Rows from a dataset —
============

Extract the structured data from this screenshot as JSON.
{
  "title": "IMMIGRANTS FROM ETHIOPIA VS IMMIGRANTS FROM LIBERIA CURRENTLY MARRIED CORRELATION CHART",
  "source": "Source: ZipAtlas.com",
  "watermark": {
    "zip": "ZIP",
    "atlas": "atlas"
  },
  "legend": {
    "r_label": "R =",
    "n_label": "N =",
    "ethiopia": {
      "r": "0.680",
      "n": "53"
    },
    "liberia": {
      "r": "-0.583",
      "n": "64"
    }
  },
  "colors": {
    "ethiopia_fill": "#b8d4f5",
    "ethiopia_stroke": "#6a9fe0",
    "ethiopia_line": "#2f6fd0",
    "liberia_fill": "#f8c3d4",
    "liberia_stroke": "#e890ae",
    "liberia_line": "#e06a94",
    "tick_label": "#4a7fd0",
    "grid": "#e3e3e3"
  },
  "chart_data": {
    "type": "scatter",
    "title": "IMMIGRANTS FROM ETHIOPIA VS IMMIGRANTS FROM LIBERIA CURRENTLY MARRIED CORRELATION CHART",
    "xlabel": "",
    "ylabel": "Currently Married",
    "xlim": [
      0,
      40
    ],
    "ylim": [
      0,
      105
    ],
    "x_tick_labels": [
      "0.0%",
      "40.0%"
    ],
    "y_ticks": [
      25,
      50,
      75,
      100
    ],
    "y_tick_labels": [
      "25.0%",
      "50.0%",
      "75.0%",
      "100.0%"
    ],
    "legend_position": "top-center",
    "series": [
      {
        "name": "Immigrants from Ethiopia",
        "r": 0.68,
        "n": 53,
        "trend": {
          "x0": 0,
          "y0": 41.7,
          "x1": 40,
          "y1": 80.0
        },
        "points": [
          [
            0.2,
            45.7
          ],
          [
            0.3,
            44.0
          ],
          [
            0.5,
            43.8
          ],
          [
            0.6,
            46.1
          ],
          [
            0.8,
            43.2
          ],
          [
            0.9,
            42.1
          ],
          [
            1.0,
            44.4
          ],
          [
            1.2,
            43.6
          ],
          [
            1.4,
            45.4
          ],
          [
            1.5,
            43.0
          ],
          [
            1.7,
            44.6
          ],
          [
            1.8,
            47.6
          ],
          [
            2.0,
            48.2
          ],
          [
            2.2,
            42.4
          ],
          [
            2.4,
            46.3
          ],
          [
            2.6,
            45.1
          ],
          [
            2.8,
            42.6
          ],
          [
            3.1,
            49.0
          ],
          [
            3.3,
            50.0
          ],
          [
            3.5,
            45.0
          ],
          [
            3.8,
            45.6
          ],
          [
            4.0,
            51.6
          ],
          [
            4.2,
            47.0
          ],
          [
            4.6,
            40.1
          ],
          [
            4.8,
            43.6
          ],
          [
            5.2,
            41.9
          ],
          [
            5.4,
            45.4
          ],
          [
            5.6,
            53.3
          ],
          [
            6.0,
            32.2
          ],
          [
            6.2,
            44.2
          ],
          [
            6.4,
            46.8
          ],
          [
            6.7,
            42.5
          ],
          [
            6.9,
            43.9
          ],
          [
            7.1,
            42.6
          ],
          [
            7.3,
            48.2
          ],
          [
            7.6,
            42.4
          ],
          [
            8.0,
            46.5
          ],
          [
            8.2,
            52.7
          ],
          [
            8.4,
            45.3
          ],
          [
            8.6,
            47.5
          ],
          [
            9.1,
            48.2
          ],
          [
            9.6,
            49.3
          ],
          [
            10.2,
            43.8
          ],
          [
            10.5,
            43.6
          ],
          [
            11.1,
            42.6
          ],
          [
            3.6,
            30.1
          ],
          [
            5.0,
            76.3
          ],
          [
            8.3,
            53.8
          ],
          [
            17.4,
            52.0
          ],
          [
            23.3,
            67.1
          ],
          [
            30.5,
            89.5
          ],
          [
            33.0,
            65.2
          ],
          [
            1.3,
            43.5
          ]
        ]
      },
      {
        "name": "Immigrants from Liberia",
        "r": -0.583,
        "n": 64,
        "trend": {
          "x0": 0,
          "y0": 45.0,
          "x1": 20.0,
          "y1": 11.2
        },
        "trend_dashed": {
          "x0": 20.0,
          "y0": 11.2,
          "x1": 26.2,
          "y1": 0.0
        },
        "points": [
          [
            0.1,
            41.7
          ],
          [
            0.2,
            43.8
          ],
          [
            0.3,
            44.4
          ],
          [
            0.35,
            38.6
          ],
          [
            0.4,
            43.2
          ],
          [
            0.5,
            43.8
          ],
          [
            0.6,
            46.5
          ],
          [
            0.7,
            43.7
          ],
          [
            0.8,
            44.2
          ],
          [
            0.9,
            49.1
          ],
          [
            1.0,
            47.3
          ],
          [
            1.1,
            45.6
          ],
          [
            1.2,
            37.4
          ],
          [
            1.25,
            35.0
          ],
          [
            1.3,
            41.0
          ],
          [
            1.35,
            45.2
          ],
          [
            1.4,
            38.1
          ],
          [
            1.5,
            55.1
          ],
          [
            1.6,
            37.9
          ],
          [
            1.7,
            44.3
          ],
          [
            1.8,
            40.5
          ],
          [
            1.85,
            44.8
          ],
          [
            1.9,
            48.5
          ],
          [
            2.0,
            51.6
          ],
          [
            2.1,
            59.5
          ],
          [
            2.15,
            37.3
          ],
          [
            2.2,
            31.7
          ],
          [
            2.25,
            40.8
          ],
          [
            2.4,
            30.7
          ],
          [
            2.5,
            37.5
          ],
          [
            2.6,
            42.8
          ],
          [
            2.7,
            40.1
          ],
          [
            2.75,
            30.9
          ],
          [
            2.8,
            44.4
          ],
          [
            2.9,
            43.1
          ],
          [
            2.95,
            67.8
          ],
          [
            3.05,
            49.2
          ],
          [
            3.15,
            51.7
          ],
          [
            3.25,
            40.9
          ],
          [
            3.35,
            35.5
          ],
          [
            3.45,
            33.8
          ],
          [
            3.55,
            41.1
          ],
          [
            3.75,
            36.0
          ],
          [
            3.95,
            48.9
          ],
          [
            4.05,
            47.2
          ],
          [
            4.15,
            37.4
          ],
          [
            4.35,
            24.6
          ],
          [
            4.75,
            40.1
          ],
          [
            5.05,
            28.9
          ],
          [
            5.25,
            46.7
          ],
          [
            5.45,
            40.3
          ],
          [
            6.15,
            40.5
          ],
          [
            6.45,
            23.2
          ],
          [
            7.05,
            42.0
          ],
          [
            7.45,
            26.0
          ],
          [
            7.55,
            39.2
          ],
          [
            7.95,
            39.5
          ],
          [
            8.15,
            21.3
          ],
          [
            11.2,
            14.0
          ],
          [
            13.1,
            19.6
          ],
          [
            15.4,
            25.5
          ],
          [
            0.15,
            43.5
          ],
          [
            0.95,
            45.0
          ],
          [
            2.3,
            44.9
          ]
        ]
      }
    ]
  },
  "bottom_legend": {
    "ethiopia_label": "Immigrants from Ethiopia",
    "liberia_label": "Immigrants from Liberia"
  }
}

============

Written task —
Nothing should be left out: return all of the records exactly.

Correct answer —
Extract the structured data from this screenshot as JSON.
{
  "title": "IMMIGRANTS FROM ETHIOPIA VS IMMIGRANTS FROM LIBERIA CURRENTLY MARRIED CORRELATION CHART",
  "source": "Source: ZipAtlas.com",
  "watermark": {
    "zip": "ZIP",
    "atlas": "atlas"
  },
  "legend": {
    "r_label": "R =",
    "n_label": "N =",
    "ethiopia": {
      "r": "0.680",
      "n": "53"
    },
    "liberia": {
      "r": "-0.583",
      "n": "64"
    }
  },
  "colors": {
    "ethiopia_fill": "#b8d4f5",
    "ethiopia_stroke": "#6a9fe0",
    "ethiopia_line": "#2f6fd0",
    "liberia_fill": "#f8c3d4",
    "liberia_stroke": "#e890ae",
    "liberia_line": "#e06a94",
    "tick_label": "#4a7fd0",
    "grid": "#e3e3e3"
  },
  "chart_data": {
    "type": "scatter",
    "title": "IMMIGRANTS FROM ETHIOPIA VS IMMIGRANTS FROM LIBERIA CURRENTLY MARRIED CORRELATION CHART",
    "xlabel": "",
    "ylabel": "Currently Married",
    "xlim": [
      0,
      40
    ],
    "ylim": [
      0,
      105
    ],
    "x_tick_labels": [
      "0.0%",
      "40.0%"
    ],
    "y_ticks": [
      25,
      50,
      75,
      100
    ],
    "y_tick_labels": [
      "25.0%",
      "50.0%",
      "75.0%",
      "100.0%"
    ],
    "legend_position": "top-center",
    "series": [
      {
        "name": "Immigrants from Ethiopia",
        "r": 0.68,
        "n": 53,
        "trend": {
          "x0": 0,
          "y0": 41.7,
          "x1": 40,
          "y1": 80.0
        },
        "points": [
          [
            0.2,
            45.7
          ],
          [
            0.3,
            44.0
          ],
          [
            0.5,
            43.8
          ],
          [
            0.6,
            46.1
          ],
          [
            0.8,
            43.2
          ],
          [
            0.9,
            42.1
          ],
          [
            1.0,
            44.4
          ],
          [
            1.2,
            43.6
          ],
          [
            1.4,
            45.4
          ],
          [
            1.5,
            43.0
          ],
          [
            1.7,
            44.6
          ],
          [
            1.8,
            47.6
          ],
          [
            2.0,
            48.2
          ],
          [
            2.2,
            42.4
          ],
          [
            2.4,
            46.3
          ],
          [
            2.6,
            45.1
          ],
          [
            2.8,
            42.6
          ],
          [
            3.1,
            49.0
          ],
          [
            3.3,
            50.0
          ],
          [
            3.5,
            45.0
          ],
          [
            3.8,
            45.6
          ],
          [
            4.0,
            51.6
          ],
          [
            4.2,
            47.0
          ],
          [
            4.6,
            40.1
          ],
          [
            4.8,
            43.6
          ],
          [
            5.2,
            41.9
          ],
          [
            5.4,
            45.4
          ],
          [
            5.6,
            53.3
          ],
          [
            6.0,
            32.2
          ],
          [
            6.2,
            44.2
          ],
          [
            6.4,
            46.8
          ],
          [
            6.7,
            42.5
          ],
          [
            6.9,
            43.9
          ],
          [
            7.1,
            42.6
          ],
          [
            7.3,
            48.2
          ],
          [
            7.6,
            42.4
          ],
          [
            8.0,
            46.5
          ],
          [
            8.2,
            52.7
          ],
          [
            8.4,
            45.3
          ],
          [
            8.6,
            47.5
          ],
          [
            9.1,
            48.2
          ],
          [
            9.6,
            49.3
          ],
          [
            10.2,
            43.8
          ],
          [
            10.5,
            43.6
          ],
          [
            11.1,
            42.6
          ],
          [
            3.6,
            30.1
          ],
          [
            5.0,
            76.3
          ],
          [
            8.3,
            53.8
          ],
          [
            17.4,
            52.0
          ],
          [
            23.3,
            67.1
          ],
          [
            30.5,
            89.5
          ],
          [
            33.0,
            65.2
          ],
          [
            1.3,
            43.5
          ]
        ]
      },
      {
        "name": "Immigrants from Liberia",
        "r": -0.583,
        "n": 64,
        "trend": {
          "x0": 0,
          "y0": 45.0,
          "x1": 20.0,
          "y1": 11.2
        },
        "trend_dashed": {
          "x0": 20.0,
          "y0": 11.2,
          "x1": 26.2,
          "y1": 0.0
        },
        "points": [
          [
            0.1,
            41.7
          ],
          [
            0.2,
            43.8
          ],
          [
            0.3,
            44.4
          ],
          [
            0.35,
            38.6
          ],
          [
            0.4,
            43.2
          ],
          [
            0.5,
            43.8
          ],
          [
            0.6,
            46.5
          ],
          [
            0.7,
            43.7
          ],
          [
            0.8,
            44.2
          ],
          [
            0.9,
            49.1
          ],
          [
            1.0,
            47.3
          ],
          [
            1.1,
            45.6
          ],
          [
            1.2,
            37.4
          ],
          [
            1.25,
            35.0
          ],
          [
            1.3,
            41.0
          ],
          [
            1.35,
            45.2
          ],
          [
            1.4,
            38.1
          ],
          [
            1.5,
            55.1
          ],
          [
            1.6,
            37.9
          ],
          [
            1.7,
            44.3
          ],
          [
            1.8,
            40.5
          ],
          [
            1.85,
            44.8
          ],
          [
            1.9,
            48.5
          ],
          [
            2.0,
            51.6
          ],
          [
            2.1,
            59.5
          ],
          [
            2.15,
            37.3
          ],
          [
            2.2,
            31.7
          ],
          [
            2.25,
            40.8
          ],
          [
            2.4,
            30.7
          ],
          [
            2.5,
            37.5
          ],
          [
            2.6,
            42.8
          ],
          [
            2.7,
            40.1
          ],
          [
            2.75,
            30.9
          ],
          [
            2.8,
            44.4
          ],
          [
            2.9,
            43.1
          ],
          [
            2.95,
            67.8
          ],
          [
            3.05,
            49.2
          ],
          [
            3.15,
            51.7
          ],
          [
            3.25,
            40.9
          ],
          [
            3.35,
            35.5
          ],
          [
            3.45,
            33.8
          ],
          [
            3.55,
            41.1
          ],
          [
            3.75,
            36.0
          ],
          [
            3.95,
            48.9
          ],
          [
            4.05,
            47.2
          ],
          [
            4.15,
            37.4
          ],
          [
            4.35,
            24.6
          ],
          [
            4.75,
            40.1
          ],
          [
            5.05,
            28.9
          ],
          [
            5.25,
            46.7
          ],
          [
            5.45,
            40.3
          ],
          [
            6.15,
            40.5
          ],
          [
            6.45,
            23.2
          ],
          [
            7.05,
            42.0
          ],
          [
            7.45,
            26.0
          ],
          [
            7.55,
            39.2
          ],
          [
            7.95,
            39.5
          ],
          [
            8.15,
            21.3
          ],
          [
            11.2,
            14.0
          ],
          [
            13.1,
            19.6
          ],
          [
            15.4,
            25.5
          ],
          [
            0.15,
            43.5
          ],
          [
            0.95,
            45.0
          ],
          [
            2.3,
            44.9
          ]
        ]
      }
    ]
  },
  "bottom_legend": {
    "ethiopia_label": "Immigrants from Ethiopia",
    "liberia_label": "Immigrants from Liberia"
  }
}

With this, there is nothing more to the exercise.